- **DATA LINES**
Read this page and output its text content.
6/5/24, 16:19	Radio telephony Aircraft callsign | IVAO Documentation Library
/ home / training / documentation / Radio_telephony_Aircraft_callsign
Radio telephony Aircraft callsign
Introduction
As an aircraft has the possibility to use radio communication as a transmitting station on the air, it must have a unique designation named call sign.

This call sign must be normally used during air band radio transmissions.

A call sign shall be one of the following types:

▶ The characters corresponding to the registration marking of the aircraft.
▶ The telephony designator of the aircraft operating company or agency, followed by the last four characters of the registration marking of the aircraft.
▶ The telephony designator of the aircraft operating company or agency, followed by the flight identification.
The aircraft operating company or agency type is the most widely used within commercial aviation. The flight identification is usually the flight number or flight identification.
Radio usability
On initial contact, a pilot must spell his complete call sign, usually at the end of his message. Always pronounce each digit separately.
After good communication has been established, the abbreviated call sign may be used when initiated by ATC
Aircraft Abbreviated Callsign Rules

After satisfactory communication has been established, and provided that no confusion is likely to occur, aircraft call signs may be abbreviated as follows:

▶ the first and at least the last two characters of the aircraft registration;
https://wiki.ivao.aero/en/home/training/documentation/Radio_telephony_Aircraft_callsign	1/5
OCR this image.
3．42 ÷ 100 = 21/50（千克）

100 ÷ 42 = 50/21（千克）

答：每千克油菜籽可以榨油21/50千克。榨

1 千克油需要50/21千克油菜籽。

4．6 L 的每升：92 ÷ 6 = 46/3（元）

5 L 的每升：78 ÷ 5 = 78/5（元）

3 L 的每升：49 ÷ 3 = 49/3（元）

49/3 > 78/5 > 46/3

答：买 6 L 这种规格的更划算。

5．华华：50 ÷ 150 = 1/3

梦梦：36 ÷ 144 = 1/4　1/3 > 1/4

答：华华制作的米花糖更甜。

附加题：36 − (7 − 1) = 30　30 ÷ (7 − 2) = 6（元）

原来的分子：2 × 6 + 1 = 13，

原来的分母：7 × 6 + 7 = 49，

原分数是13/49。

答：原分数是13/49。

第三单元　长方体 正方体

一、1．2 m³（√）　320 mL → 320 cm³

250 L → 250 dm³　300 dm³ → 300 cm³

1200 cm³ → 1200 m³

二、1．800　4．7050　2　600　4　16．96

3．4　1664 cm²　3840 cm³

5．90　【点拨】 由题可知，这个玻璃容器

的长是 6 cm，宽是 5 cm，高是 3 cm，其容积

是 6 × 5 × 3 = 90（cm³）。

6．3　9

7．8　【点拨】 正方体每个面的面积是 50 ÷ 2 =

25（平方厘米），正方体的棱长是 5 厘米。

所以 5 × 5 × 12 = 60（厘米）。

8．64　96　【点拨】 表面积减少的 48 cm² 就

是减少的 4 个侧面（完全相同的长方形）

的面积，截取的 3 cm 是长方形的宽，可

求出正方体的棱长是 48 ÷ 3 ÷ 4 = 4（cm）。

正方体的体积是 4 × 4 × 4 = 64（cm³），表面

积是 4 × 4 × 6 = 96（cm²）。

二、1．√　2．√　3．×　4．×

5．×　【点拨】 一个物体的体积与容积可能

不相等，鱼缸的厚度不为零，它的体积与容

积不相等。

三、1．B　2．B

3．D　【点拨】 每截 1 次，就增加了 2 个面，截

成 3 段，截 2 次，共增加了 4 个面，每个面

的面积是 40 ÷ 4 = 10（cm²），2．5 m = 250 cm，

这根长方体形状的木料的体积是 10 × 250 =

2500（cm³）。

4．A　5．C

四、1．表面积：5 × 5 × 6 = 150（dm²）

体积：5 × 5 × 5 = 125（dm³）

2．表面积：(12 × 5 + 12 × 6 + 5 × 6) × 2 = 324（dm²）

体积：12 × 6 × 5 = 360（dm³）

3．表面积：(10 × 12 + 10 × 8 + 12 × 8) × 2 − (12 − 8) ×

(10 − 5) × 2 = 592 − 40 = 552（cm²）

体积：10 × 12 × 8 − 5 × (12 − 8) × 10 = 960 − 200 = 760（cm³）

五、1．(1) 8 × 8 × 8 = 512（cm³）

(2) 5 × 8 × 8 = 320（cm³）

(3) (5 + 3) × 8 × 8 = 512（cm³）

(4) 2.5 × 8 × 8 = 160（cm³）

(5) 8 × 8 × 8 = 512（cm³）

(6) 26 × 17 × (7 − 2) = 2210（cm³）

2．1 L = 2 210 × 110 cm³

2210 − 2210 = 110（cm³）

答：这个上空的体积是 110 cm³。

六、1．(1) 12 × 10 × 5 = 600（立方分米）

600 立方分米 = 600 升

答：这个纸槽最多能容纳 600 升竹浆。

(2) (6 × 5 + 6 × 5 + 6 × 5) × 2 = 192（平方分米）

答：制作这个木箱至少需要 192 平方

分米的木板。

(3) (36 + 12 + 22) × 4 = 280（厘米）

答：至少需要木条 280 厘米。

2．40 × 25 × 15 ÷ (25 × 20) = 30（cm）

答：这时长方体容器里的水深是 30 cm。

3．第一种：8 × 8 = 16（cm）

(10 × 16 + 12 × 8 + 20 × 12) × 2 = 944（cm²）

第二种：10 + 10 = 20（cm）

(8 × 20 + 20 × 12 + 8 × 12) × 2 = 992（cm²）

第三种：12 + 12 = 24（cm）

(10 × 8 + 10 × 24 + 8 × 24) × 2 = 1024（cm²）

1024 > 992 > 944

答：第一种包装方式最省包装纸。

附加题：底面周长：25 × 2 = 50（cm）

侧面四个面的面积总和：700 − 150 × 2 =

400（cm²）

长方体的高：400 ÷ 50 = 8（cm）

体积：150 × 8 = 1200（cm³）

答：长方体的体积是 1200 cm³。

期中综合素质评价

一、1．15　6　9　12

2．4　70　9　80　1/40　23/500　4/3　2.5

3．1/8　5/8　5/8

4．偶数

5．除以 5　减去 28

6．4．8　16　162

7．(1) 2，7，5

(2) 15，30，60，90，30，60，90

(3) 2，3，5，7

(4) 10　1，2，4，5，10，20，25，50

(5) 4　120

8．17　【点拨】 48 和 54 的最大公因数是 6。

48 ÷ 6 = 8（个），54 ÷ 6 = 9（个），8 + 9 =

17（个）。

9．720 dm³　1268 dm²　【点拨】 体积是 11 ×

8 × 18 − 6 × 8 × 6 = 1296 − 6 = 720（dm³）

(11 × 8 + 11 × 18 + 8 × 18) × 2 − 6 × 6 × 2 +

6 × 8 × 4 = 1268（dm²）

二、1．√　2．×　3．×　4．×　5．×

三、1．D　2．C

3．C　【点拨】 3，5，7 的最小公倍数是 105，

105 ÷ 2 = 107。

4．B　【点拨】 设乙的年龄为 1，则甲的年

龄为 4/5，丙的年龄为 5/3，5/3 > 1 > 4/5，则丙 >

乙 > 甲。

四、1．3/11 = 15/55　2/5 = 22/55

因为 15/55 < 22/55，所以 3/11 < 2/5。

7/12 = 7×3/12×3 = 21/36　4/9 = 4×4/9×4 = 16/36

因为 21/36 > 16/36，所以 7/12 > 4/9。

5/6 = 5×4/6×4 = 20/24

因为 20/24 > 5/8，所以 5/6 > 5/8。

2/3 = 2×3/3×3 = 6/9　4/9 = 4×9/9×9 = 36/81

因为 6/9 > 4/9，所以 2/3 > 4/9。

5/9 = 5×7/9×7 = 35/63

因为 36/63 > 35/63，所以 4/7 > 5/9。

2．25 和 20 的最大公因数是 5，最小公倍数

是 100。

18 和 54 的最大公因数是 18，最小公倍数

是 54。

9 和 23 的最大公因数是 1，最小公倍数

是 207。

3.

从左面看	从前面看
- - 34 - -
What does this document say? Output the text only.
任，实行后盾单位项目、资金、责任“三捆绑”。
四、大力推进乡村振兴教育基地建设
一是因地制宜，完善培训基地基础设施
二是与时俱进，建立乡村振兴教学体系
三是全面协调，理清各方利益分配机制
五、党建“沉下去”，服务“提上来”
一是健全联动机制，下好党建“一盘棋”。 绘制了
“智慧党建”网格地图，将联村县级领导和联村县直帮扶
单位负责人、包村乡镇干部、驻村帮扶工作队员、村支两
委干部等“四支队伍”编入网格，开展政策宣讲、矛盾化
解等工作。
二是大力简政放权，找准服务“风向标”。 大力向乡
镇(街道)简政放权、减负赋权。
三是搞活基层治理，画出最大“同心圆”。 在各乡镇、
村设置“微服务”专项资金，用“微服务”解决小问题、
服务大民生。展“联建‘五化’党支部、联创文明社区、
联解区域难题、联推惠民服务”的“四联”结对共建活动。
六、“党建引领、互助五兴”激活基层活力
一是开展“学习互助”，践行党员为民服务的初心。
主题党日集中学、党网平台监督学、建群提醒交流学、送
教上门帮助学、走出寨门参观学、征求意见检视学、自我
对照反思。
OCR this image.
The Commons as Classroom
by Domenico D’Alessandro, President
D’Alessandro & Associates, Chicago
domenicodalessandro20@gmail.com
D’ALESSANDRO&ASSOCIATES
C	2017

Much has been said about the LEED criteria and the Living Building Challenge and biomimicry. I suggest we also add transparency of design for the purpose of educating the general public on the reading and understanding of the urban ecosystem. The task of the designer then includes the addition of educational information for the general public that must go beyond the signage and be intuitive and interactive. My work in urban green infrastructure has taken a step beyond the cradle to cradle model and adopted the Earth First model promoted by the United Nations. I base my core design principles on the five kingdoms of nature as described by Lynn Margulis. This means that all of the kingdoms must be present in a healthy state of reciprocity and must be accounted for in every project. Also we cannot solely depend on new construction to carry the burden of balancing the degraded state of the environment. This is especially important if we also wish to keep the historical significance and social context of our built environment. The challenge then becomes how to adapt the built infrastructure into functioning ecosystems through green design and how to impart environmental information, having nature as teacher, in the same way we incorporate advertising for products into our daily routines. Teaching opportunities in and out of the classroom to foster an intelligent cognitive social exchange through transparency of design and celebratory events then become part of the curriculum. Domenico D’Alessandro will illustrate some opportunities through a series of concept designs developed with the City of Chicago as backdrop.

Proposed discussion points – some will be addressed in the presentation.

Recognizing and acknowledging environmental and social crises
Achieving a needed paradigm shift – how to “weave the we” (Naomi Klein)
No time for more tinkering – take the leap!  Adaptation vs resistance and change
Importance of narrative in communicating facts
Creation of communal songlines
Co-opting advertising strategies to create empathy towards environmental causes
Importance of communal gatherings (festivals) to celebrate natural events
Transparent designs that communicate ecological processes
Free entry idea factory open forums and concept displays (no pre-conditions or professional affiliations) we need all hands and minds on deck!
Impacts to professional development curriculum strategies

- **WHAT YOU HAVE TO DO**
Identify and list each line with the word "strategies".

- **EXPECTED OUTPUT**
Co-opting advertising strategies to create empathy towards environmental causes
Impacts to professional development curriculum strategies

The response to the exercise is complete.